● **PROBLEM TO SOLVE**
Using the material below, copy every line where "image" appears.
◆ ◆ ◆
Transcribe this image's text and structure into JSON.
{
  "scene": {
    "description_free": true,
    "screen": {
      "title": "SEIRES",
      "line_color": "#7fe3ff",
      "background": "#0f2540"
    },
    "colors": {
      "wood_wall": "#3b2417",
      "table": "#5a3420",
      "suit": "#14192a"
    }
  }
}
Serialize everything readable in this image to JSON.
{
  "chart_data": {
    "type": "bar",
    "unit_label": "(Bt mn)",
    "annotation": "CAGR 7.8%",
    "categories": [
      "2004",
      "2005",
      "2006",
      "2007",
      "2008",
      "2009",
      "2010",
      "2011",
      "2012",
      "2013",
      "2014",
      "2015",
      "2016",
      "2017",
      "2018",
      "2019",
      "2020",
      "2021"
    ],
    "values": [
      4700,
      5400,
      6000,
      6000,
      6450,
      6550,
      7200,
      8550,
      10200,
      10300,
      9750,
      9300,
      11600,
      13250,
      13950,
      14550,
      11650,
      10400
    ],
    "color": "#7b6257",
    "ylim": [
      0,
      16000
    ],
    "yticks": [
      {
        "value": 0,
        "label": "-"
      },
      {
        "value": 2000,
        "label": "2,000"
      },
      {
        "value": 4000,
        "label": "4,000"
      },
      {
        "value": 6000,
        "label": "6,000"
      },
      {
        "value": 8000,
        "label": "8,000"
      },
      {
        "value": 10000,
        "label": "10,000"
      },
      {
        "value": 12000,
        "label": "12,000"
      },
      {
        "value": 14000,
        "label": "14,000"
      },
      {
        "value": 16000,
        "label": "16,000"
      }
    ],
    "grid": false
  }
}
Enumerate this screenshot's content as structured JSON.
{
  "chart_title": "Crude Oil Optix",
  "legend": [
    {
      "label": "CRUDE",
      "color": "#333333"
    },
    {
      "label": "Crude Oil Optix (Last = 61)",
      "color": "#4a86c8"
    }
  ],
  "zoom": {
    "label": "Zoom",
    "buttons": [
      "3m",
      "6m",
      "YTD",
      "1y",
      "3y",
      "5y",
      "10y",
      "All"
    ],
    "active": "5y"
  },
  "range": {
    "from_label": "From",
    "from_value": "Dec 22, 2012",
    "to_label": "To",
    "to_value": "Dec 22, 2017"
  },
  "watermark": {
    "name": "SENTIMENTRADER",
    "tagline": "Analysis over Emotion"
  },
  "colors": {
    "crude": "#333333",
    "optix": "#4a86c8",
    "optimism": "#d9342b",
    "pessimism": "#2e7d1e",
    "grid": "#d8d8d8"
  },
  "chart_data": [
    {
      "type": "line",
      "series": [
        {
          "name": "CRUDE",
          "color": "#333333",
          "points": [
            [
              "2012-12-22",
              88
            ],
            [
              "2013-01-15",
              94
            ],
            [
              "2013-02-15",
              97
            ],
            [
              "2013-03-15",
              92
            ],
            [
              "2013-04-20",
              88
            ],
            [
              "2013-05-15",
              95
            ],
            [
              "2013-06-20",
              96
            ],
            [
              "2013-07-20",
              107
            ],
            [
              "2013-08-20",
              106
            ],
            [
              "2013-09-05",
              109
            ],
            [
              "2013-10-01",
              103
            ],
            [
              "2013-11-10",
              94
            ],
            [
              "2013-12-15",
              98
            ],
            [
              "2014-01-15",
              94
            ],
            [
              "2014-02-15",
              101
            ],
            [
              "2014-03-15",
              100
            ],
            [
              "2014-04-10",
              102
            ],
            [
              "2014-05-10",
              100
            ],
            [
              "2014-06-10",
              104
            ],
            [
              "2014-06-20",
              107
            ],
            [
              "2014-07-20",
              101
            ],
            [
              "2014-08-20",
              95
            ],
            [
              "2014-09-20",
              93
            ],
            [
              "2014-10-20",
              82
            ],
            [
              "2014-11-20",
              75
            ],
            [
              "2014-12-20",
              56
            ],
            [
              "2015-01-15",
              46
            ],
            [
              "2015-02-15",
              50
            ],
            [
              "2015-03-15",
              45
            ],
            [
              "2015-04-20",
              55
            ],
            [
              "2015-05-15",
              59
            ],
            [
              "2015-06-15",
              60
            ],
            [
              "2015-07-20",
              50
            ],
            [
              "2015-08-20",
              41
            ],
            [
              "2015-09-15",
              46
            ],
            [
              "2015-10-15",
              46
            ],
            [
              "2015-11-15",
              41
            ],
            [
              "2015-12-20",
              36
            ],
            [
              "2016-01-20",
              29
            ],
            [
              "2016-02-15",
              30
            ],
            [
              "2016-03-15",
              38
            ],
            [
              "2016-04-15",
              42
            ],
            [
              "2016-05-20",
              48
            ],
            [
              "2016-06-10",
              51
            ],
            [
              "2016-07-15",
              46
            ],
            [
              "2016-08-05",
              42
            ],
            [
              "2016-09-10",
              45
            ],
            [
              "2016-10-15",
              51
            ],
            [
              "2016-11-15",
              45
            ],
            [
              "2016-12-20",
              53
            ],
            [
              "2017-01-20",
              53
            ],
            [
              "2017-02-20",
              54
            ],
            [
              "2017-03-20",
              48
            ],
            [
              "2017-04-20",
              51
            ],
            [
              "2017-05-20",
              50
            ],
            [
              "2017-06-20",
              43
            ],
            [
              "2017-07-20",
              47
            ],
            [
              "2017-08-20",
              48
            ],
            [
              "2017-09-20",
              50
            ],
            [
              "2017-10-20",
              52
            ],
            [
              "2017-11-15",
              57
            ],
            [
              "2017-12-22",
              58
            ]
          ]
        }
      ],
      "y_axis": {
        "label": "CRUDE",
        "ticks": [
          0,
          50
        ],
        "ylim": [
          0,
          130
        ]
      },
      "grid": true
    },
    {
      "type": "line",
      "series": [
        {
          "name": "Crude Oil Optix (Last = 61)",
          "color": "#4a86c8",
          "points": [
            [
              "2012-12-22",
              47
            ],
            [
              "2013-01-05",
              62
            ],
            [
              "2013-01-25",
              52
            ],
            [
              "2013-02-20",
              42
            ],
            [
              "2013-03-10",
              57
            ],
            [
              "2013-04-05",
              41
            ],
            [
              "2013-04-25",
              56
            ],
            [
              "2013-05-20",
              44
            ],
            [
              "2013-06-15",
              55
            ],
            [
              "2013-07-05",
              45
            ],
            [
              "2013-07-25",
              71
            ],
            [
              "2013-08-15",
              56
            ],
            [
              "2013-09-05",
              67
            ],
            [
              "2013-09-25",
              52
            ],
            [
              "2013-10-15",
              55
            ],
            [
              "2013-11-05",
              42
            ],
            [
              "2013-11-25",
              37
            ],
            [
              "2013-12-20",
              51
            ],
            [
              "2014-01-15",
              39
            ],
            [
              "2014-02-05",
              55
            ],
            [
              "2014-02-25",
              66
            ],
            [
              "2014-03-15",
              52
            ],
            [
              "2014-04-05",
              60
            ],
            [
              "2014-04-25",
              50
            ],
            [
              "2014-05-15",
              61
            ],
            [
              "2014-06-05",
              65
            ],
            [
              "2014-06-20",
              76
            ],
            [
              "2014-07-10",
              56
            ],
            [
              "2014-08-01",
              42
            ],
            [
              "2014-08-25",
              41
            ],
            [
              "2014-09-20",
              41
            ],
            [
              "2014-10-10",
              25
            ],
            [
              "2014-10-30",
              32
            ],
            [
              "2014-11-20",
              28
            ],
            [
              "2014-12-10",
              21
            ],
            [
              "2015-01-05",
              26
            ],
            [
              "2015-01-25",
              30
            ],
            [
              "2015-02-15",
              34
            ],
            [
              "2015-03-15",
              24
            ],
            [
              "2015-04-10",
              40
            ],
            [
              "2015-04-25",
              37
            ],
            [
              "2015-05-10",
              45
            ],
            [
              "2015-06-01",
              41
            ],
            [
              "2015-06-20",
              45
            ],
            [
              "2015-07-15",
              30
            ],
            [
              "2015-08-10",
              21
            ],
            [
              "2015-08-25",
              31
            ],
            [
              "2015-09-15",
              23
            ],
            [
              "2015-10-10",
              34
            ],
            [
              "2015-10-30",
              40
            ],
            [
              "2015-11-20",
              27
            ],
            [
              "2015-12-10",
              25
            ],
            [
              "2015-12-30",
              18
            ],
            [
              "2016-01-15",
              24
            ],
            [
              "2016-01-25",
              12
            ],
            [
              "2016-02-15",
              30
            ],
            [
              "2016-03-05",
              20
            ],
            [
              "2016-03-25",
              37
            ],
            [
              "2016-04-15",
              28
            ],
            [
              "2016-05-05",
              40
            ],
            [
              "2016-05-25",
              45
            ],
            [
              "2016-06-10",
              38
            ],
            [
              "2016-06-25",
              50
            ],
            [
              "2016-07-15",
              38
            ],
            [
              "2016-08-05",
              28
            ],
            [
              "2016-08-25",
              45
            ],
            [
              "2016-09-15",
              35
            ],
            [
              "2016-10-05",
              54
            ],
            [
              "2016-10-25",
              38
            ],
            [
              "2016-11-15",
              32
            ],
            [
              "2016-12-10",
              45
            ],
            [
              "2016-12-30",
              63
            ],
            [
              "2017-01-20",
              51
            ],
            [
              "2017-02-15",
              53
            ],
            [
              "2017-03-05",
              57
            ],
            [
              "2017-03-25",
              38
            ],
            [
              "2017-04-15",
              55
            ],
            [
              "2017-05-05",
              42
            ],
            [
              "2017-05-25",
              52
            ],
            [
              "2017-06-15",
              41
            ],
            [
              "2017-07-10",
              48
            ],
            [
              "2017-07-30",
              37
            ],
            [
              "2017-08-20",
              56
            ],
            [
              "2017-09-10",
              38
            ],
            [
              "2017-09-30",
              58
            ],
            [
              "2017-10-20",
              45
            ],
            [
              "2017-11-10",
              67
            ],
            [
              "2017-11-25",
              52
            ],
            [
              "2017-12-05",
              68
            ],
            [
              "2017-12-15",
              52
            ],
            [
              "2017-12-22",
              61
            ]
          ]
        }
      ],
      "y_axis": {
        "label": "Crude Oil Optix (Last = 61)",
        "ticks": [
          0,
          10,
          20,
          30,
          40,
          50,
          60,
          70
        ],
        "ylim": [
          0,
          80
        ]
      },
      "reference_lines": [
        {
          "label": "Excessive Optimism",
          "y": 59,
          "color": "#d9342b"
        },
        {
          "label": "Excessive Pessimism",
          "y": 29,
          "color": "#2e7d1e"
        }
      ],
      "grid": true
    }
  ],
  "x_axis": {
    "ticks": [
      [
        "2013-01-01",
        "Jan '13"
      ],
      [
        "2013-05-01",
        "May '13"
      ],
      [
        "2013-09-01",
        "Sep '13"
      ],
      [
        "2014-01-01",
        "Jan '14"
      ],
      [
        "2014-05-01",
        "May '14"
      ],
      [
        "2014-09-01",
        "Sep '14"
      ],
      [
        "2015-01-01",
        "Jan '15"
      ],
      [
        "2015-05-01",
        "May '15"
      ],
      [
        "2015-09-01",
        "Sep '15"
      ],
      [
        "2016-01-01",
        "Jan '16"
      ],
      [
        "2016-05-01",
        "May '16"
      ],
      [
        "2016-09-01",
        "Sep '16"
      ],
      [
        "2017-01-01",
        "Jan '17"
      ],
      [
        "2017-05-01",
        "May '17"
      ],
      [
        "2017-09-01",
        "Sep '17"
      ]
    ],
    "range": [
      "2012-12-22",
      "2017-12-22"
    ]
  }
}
◆ ◆ ◆
● **FINISHED ANSWER**
Transcribe this image's text and structure into JSON.
Serialize everything readable in this image to JSON.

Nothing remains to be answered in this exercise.